▸ **The task**
Could you copy every line in the listing below that has the word "this"?

====

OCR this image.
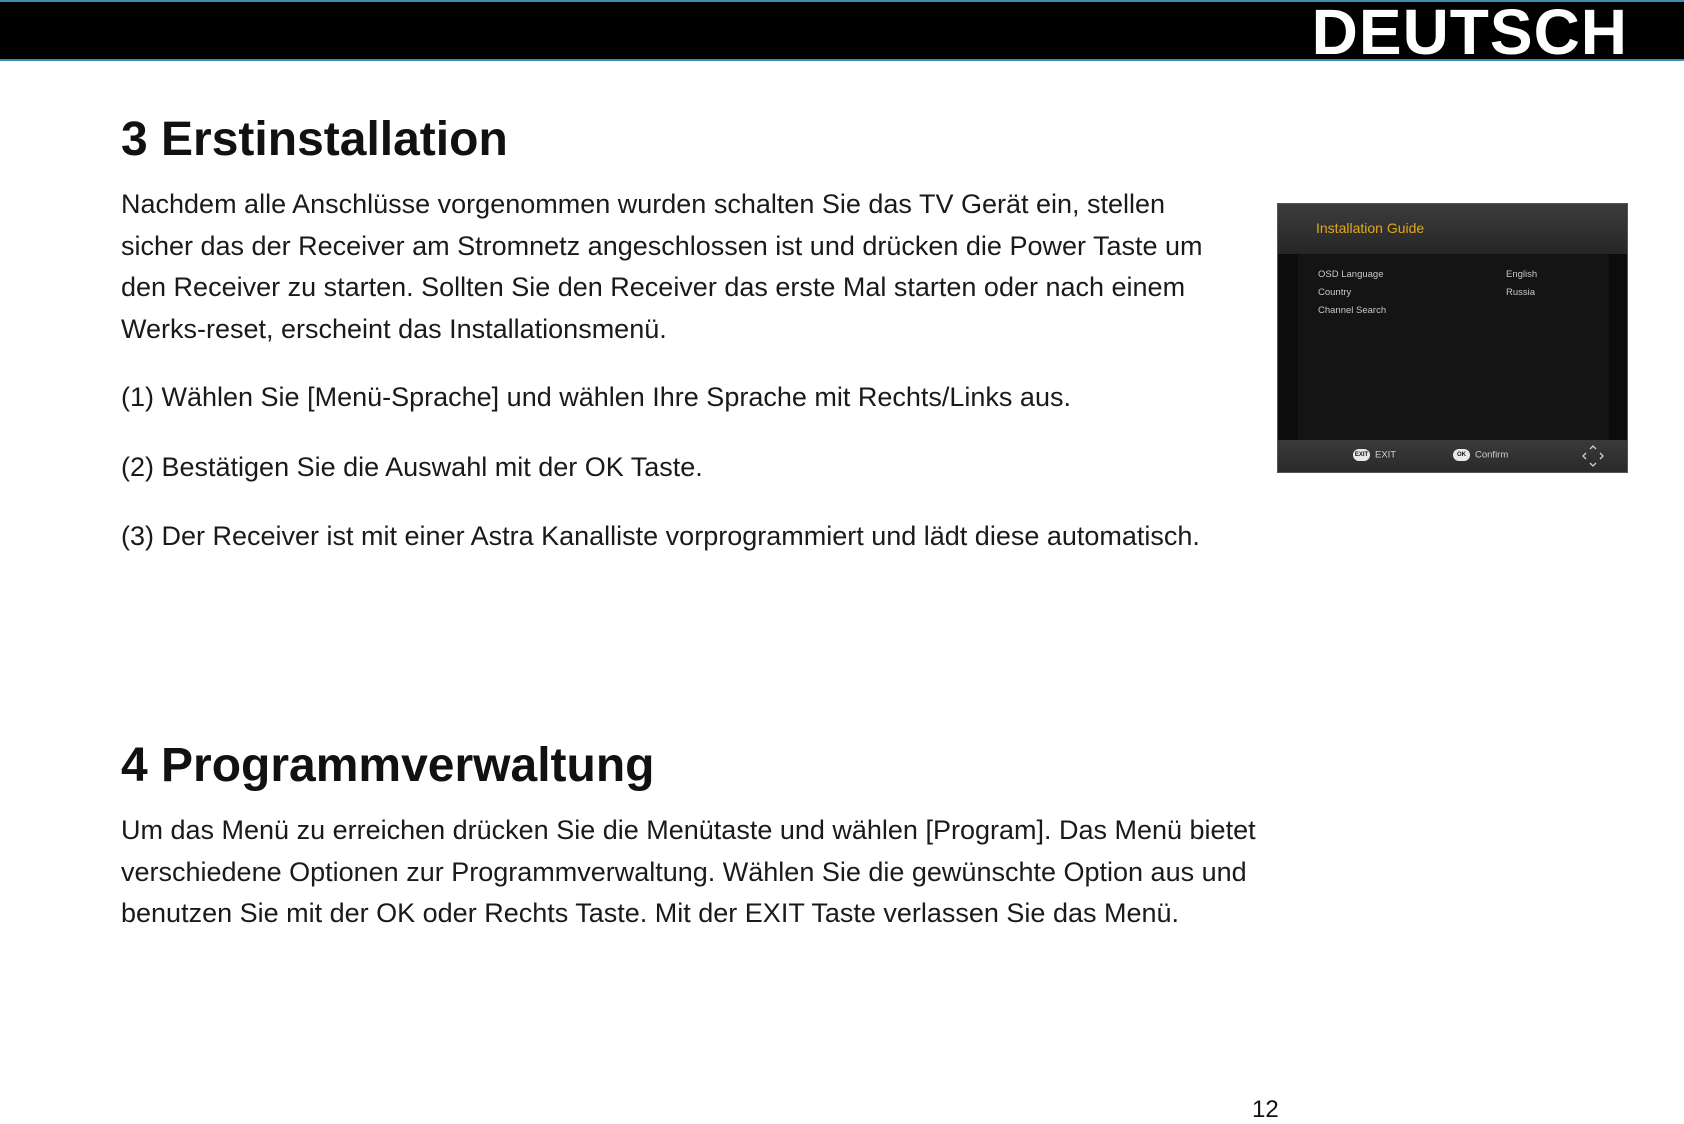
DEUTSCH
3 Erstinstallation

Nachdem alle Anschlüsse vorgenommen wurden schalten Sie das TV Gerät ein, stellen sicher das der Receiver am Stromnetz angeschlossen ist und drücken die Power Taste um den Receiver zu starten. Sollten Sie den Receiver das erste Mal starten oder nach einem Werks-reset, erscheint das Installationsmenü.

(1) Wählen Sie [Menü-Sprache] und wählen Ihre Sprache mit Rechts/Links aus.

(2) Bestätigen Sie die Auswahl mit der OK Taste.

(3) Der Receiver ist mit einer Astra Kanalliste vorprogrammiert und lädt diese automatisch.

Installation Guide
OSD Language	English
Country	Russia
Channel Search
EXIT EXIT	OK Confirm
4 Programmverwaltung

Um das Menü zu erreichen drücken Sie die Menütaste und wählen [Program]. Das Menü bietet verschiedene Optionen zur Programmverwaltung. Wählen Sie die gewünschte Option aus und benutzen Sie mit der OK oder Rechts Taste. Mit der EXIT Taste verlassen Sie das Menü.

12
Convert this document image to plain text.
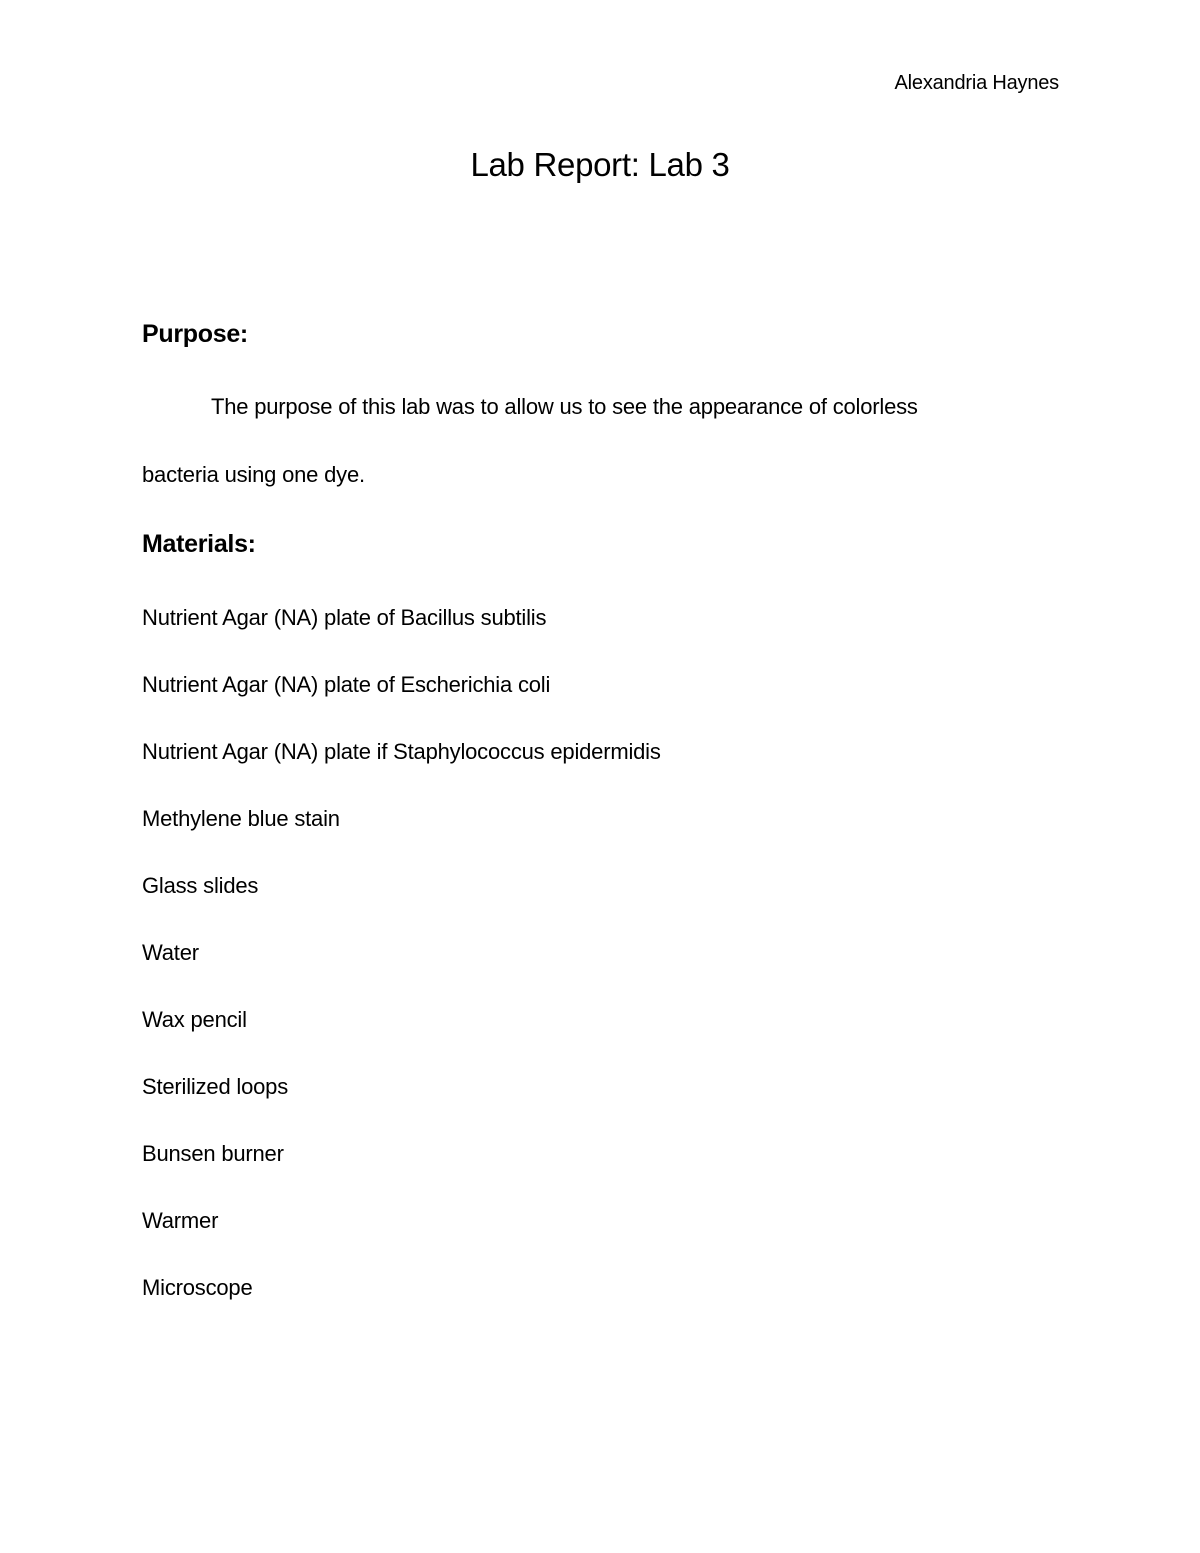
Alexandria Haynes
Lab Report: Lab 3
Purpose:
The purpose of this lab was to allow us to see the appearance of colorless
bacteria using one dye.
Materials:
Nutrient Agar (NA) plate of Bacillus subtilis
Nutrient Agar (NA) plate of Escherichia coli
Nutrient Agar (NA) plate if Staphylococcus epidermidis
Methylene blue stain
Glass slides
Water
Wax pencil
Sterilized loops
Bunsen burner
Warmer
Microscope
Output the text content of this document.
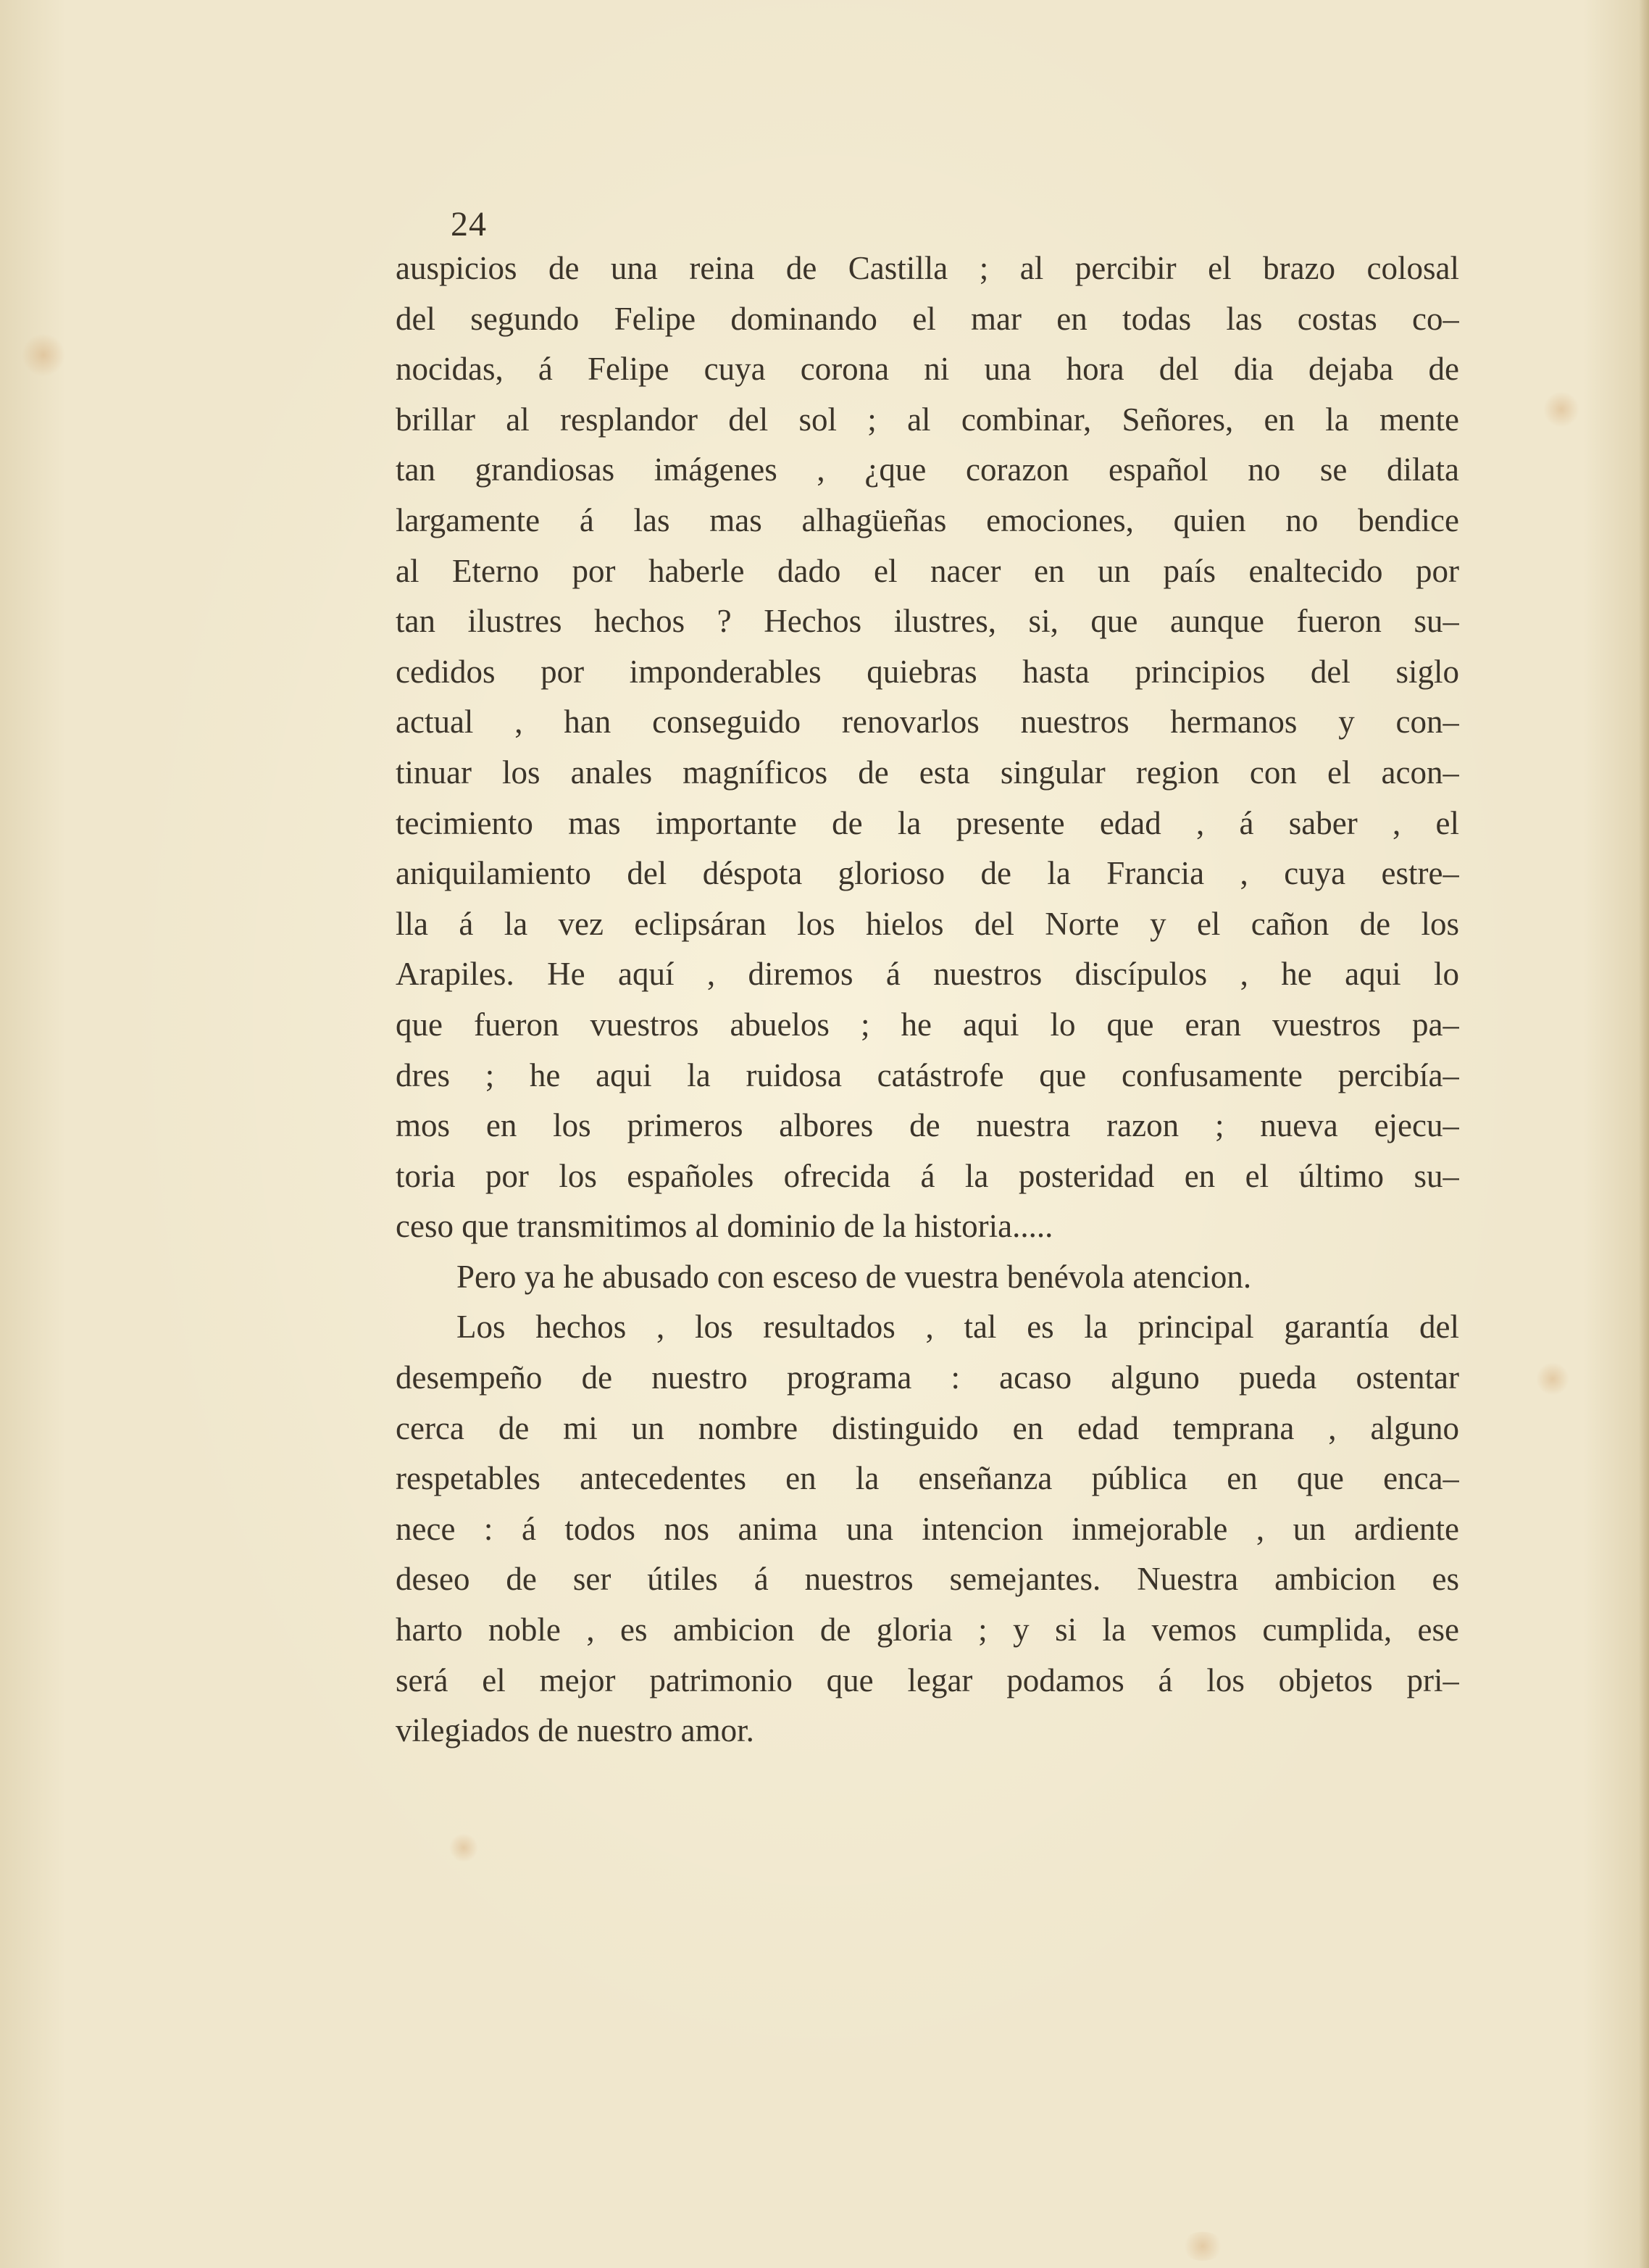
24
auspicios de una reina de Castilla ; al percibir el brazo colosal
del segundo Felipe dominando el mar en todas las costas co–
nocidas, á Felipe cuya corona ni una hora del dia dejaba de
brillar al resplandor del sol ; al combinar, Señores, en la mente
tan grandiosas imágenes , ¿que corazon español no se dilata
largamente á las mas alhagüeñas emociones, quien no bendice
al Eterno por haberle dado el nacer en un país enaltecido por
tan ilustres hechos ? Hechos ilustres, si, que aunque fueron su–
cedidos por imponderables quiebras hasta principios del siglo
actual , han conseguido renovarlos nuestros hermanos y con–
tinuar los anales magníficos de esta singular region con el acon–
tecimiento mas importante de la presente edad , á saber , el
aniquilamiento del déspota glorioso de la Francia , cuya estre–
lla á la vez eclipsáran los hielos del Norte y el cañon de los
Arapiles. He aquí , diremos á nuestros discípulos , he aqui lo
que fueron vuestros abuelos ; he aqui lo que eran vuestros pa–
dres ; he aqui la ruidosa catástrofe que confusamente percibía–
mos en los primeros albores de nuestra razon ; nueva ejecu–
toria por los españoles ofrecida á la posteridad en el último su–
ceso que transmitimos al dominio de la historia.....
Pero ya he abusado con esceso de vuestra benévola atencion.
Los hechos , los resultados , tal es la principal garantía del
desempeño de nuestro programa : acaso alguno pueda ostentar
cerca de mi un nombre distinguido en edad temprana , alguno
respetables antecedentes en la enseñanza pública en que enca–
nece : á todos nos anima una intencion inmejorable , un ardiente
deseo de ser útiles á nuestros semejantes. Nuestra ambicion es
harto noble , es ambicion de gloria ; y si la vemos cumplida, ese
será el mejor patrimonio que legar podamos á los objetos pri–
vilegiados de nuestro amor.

====

▸ **The completed task**
OCR this image.
Convert this document image to plain text.
The purpose of this lab was to allow us to see the appearance of colorless
Output the text content of this document.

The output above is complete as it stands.